*** Source document ***

Portugal's property tax regime shifted in several significant ways in 2026 — a new flat IMT rate for non-resident buyers, a revised double taxation treaty with the United Kingdom, and the full consolidation of the IFICI regime in place of NHR — but for buyers purchasing through a properly structured LLC, the picture is materially more favourable than the headline numbers suggest.

14 MAY 2026

Portugal Property Tax for Co-Owners in 2026: IMT, IMI, Capital Gains and What the End of NHR Really Means

It is mid-morning at the notário's office in Lagos, and the conveyancing is almost done. The clerk slides a document across the table: the IMT assessment — Portugal's Imposto Municipal sobre as Transmissões, or property transfer tax — calculated on the agreed purchase price of a villa in the hills above the Meia Praia. For a non-resident buyer completing in 2026, the figure is unambiguous: a flat 7.5 per cent on the purchase price. On a €900,000 property, that is €67,500 before stamp duty, legal fees, or notarial costs. The buyer has done some research, but not enough of it. They had expected something lower — a colleague who completed the previous year had paid less. What changed, and why, is the first question any serious buyer of Portuguese property now needs to answer before they make an offer.

*** Supplied material ***

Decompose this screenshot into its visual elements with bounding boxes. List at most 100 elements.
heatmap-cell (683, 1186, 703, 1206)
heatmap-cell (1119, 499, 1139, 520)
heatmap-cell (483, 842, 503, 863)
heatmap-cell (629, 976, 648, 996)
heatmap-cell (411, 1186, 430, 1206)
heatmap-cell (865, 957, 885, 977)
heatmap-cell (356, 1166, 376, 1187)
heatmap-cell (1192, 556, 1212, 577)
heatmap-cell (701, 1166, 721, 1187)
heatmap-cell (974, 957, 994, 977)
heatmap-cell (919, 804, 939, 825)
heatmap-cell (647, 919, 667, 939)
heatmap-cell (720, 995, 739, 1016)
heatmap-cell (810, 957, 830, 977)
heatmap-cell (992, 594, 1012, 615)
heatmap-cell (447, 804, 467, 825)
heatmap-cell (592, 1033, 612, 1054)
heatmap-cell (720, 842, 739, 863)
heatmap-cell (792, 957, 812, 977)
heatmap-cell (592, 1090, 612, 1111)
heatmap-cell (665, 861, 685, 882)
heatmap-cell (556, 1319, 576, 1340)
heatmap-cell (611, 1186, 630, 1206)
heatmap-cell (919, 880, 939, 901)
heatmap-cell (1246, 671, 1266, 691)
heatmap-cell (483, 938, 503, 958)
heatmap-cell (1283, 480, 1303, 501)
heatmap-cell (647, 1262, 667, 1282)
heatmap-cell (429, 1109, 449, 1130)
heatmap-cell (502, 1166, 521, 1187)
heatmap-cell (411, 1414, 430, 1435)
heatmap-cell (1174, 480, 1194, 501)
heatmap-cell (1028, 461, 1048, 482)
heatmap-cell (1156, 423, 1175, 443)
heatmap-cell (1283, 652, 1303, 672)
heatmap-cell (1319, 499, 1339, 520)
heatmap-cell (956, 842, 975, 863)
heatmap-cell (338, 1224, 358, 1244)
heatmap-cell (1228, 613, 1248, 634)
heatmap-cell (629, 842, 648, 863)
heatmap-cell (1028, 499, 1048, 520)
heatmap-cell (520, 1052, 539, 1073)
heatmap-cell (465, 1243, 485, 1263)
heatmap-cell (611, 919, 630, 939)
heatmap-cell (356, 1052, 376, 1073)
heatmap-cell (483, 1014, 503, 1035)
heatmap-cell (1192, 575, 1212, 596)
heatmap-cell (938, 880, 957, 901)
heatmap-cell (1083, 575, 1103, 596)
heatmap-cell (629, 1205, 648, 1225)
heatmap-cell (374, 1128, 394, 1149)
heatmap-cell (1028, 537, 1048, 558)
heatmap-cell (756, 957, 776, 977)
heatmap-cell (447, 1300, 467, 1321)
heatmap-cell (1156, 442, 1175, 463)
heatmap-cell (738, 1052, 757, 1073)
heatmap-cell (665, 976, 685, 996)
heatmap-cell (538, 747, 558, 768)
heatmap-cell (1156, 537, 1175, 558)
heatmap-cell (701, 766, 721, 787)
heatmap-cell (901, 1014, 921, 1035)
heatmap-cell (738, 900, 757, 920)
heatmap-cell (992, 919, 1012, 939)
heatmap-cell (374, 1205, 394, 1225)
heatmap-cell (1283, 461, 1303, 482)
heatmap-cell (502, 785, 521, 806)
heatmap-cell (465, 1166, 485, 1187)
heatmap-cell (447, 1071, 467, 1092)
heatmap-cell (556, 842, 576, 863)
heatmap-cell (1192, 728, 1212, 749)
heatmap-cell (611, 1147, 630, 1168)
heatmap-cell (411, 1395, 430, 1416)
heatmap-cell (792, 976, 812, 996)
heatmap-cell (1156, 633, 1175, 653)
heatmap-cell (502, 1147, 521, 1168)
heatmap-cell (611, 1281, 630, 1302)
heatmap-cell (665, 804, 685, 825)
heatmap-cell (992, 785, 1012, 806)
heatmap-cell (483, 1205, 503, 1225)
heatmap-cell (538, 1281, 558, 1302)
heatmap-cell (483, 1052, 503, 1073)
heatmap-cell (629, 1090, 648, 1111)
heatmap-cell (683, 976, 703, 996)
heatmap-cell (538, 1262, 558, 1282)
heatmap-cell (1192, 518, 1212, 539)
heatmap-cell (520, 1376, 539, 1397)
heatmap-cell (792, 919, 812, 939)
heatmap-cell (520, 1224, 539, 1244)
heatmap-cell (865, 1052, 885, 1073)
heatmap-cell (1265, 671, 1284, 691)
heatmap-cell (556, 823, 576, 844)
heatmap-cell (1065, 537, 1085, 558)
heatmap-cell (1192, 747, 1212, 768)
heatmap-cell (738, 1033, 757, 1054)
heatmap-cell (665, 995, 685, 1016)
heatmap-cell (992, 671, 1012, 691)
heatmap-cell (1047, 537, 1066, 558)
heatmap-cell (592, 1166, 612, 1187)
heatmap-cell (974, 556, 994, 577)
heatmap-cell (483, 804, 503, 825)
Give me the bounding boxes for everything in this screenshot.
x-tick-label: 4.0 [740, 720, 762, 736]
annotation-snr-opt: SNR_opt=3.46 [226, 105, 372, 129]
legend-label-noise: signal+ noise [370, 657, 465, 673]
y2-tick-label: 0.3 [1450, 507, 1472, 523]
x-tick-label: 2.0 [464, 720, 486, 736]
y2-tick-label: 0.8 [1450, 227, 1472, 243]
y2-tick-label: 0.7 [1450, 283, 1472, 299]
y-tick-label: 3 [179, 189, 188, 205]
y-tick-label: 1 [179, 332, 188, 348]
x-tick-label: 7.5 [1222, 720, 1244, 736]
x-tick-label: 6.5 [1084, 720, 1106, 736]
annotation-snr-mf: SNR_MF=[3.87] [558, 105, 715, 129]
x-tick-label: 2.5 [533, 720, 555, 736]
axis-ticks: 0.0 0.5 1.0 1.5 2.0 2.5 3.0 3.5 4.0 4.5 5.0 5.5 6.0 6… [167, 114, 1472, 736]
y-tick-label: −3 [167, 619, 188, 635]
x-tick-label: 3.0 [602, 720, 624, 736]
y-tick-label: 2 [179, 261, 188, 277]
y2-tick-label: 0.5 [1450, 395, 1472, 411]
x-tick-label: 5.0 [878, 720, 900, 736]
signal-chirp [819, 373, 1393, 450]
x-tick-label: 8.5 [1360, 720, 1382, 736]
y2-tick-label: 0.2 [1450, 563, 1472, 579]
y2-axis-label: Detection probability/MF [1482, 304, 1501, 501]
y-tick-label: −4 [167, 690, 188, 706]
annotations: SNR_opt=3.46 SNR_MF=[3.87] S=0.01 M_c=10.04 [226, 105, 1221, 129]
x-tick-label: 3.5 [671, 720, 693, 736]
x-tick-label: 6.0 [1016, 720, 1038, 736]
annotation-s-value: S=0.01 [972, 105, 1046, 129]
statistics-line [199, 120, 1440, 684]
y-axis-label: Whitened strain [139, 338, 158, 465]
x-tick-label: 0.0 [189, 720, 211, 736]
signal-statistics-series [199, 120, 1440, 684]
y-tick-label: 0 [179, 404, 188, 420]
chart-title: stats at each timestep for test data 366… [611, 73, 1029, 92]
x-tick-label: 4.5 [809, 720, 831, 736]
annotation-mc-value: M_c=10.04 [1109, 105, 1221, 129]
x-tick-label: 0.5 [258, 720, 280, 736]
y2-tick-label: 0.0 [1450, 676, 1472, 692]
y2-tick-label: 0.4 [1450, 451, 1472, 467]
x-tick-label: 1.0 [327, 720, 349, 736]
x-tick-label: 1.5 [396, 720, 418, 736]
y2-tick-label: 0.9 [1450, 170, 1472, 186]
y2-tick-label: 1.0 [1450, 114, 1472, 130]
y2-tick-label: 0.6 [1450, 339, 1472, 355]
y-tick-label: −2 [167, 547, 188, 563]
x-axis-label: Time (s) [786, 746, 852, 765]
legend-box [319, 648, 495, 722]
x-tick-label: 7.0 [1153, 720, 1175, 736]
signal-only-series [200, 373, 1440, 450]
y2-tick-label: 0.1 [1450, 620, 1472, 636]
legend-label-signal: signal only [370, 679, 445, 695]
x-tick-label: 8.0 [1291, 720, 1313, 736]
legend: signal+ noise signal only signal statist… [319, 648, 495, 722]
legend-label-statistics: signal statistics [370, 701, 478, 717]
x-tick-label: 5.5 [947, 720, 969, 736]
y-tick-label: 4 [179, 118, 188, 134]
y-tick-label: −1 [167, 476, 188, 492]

***

| Requirements |
(a) According to the Portugal property tax article, what IMT rate does a non-resident buyer completing in 2026 pay?
(b) For each statement, say whether the Portugal property tax article supports it, and quote the words that decide it: (i) One of the 2026 changes was a revised double taxation treaty with the United Kingdom. (ii) The notário's office in the opening scene is in Lisbon. (iii) On a €900,000 property, the IMT comes to €67,500.
(c) Pick up the Portugal property tax article after its last sentence and keep writing.
The items are separate material, apart from the article on Portugal property tax.

| Answers |
(a) A flat 7.5 per cent on the purchase price.

(b)
(i) Yes: "a revised double taxation treaty with the United Kingdom"
(ii) No: "at the notário's office in Lagos"
(iii) Yes: "On a €900,000 property, that is €67,500 before stamp duty, legal fees, or notarial costs."

(c)
Portugal's property tax landscape shifted in several material respects in 2026. A new flat IMT rate replaced the old progressive scale for non-resident buyers. The Non-Habitual Resident regime — the NHR — that had attracted tens of thousands of international buyers and retirees over the previous decade closed at the end of 2023, replaced by a narrower instrument that excludes passive investors and second-home buyers entirely. And in January 2026, a new double taxation treaty between the United Kingdom and Portugal came into force, replacing a framework that dated to 1968. Understanding how these changes interact — particularly for buyers purchasing through a structured LLC, as co-ownership on the COP platform is constructed — is essential before any offer is made. This guide works through each element in turn, from acquisition costs to annual holding taxes to exit, and sets out where the co-ownership structure produces a measurably different — and in several respects more efficient — tax outcome than direct individual ownership.

Buying Into Portugal: IMT, Stamp Duty and the 2026 Rate Change

Until 2026, Portugal's IMT operated on a progressive scale for residential purchases. A non-resident buying a property priced at €600,000 paid a blended rate that worked out to roughly 5.5 to 6 per cent of the purchase price in practice; at €900,000, the effective rate approached 6.5 per cent. The Construir Portugal housing package, passed by the Portuguese parliament in February 2026, replaced this graduated structure entirely for non-resident buyers: a single flat rate of 7.5 per cent now applies to all residential property purchases by non-residents, regardless of price. For lower-value properties, the change is relatively modest; for higher-value purchases above €800,000, it represents a meaningful increase in acquisition cost. At €1 million, a non-resident buyer now pays €75,000 in IMT alone — roughly €15,000 more than under the previous progressive scale at that price point.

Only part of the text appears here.